■ **Task to carry out**
Every line that includes the word "icon" is to be listed.

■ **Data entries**
○ ○ ○
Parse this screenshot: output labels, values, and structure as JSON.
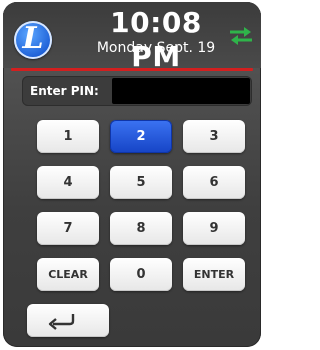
{
  "header": {
    "logo_letter": "L",
    "time": "10:08 PM",
    "date": "Monday Sept. 19",
    "status_icon": "sync-arrows-icon",
    "accent_color": "#2fb44a"
  },
  "divider_color": "#d31f1f",
  "pin": {
    "label": "Enter PIN:",
    "value": ""
  },
  "keypad": {
    "keys": [
      "1",
      "2",
      "3",
      "4",
      "5",
      "6",
      "7",
      "8",
      "9",
      "CLEAR",
      "0",
      "ENTER"
    ],
    "highlighted_key": "2",
    "highlight_color": "#1f55d8",
    "back_icon": "return-arrow-icon"
  }
}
○ ○ ○
■ **Finished exercise**
    "status_icon": "sync-arrows-icon",
    "back_icon": "return-arrow-icon"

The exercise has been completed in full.